** What this task involves **
Copy each line holding the string "caption".

** Given entries **
··········

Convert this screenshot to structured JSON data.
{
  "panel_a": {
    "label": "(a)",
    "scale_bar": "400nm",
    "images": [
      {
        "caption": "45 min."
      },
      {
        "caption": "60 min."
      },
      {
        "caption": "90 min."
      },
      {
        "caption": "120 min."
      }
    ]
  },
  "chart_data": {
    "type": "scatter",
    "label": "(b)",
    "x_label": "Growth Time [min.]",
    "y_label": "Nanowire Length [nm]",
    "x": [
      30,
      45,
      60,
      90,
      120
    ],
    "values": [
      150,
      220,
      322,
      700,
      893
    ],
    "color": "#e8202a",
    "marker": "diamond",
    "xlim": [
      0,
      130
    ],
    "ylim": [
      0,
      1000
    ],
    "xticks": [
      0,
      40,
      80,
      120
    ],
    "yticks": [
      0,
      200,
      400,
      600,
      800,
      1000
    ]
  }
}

··········

** Written solution **
        "caption": "45 min."
        "caption": "60 min."
        "caption": "90 min."
        "caption": "120 min."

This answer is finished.